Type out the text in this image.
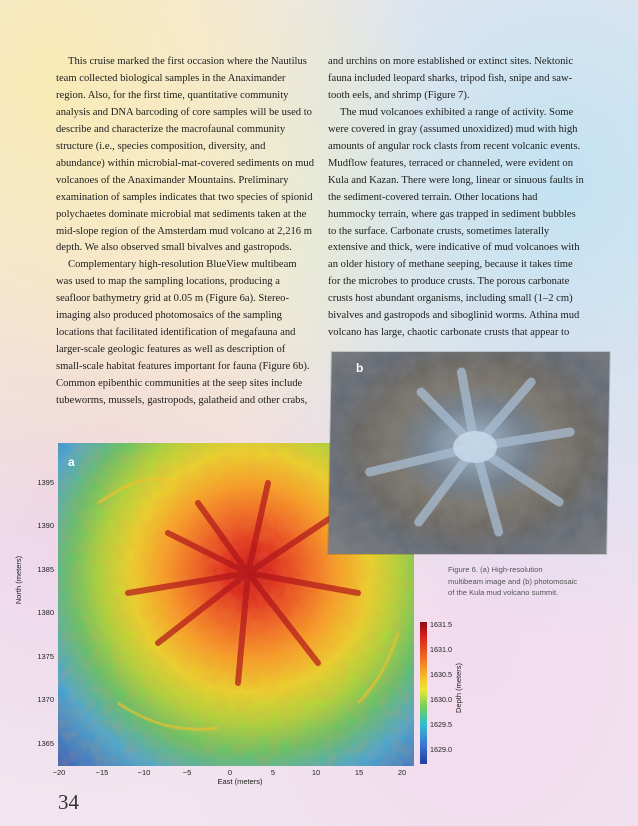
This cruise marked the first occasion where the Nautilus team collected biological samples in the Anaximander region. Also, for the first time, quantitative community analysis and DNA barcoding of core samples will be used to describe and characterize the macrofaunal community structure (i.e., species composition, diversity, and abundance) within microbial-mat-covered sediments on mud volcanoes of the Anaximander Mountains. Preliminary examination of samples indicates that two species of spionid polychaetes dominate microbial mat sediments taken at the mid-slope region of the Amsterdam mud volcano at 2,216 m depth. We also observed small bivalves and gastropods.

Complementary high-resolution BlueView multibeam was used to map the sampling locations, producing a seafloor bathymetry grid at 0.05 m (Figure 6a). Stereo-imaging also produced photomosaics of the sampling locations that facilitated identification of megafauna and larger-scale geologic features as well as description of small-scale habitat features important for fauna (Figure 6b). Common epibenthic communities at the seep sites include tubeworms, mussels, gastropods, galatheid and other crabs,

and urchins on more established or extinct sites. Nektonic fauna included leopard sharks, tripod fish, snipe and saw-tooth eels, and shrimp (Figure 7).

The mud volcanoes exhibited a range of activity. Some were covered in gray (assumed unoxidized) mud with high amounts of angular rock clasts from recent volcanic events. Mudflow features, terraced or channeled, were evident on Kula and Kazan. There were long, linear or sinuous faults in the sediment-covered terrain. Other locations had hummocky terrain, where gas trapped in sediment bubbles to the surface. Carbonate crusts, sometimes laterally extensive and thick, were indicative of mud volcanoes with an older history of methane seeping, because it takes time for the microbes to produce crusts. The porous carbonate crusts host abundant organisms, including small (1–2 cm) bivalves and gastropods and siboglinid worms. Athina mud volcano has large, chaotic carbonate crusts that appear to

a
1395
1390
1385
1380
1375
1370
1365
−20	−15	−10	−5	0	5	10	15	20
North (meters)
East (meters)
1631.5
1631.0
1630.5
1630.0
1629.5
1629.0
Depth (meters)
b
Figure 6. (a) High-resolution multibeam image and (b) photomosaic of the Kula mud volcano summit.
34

· · · · ·

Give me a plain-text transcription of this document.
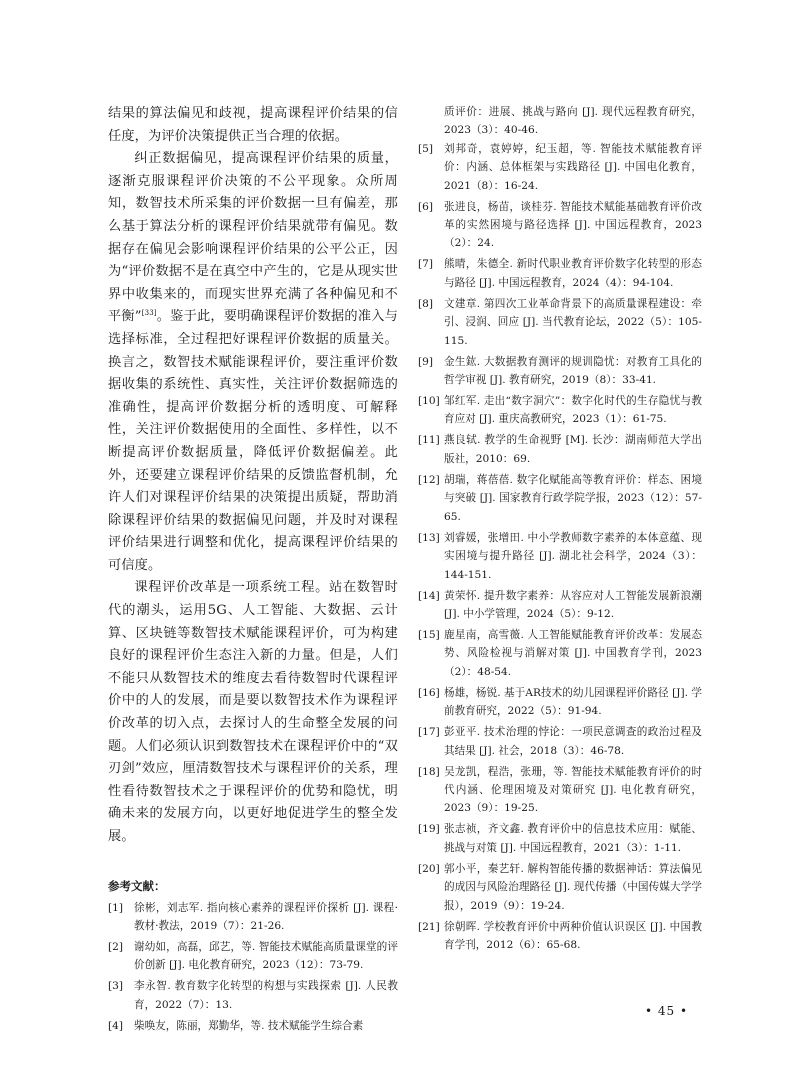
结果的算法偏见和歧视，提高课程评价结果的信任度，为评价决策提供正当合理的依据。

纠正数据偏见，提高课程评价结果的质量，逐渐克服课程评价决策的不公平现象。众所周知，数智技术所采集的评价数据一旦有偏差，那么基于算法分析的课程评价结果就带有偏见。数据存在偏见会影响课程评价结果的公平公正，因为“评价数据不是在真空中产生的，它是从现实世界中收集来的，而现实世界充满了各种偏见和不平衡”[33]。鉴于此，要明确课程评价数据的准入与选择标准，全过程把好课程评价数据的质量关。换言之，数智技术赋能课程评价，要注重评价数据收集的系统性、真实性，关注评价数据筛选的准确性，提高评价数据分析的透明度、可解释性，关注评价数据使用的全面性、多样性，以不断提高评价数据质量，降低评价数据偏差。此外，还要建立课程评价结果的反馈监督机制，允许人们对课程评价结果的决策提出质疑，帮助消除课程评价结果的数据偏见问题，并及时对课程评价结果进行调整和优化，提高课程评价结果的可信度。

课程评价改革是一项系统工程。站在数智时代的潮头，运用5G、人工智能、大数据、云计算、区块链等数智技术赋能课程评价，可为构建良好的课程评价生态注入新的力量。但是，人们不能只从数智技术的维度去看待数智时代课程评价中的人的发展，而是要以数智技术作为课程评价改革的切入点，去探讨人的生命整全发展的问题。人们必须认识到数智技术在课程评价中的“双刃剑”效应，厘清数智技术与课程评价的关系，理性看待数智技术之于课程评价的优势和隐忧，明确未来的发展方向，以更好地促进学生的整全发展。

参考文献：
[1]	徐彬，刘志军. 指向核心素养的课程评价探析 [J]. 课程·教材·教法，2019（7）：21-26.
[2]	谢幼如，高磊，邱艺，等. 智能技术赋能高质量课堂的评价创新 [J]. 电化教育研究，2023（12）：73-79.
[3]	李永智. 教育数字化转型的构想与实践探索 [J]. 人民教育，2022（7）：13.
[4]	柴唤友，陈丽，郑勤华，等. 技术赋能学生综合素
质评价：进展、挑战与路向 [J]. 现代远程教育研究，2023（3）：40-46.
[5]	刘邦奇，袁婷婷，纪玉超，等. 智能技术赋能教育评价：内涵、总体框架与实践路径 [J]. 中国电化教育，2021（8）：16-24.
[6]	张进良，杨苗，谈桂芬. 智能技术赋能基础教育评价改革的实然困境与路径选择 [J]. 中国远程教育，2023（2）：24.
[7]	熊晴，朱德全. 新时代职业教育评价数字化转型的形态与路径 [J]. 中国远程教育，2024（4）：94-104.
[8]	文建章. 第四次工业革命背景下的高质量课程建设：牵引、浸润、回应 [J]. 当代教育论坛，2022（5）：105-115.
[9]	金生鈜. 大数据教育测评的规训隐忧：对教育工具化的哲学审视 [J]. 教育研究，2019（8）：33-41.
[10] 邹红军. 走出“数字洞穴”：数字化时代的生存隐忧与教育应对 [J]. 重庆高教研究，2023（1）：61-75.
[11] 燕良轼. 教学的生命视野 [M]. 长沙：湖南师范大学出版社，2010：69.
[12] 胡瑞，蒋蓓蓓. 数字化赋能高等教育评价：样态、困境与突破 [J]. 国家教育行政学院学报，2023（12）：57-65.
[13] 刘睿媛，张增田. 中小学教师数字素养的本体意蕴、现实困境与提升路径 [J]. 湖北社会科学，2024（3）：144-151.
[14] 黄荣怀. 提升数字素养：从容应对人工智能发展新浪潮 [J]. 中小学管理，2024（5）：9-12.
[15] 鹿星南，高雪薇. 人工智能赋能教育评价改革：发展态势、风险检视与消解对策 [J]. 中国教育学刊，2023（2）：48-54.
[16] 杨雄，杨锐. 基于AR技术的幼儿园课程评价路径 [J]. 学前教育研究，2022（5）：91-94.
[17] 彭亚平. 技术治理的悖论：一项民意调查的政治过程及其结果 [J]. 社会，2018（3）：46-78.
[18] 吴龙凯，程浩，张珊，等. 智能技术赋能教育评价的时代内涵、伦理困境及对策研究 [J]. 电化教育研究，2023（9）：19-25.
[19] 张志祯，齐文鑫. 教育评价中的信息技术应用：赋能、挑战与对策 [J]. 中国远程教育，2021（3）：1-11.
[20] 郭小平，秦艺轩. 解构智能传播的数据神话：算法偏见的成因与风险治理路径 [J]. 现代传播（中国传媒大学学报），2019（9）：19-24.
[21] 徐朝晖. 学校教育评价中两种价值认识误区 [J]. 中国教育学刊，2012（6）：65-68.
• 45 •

· · · · ·

→ CHALLENGE
Search the entries for the string "meters" and collect each line that has it.

→ WRITTEN SOLUTION
North (meters)
East (meters)
Depth (meters)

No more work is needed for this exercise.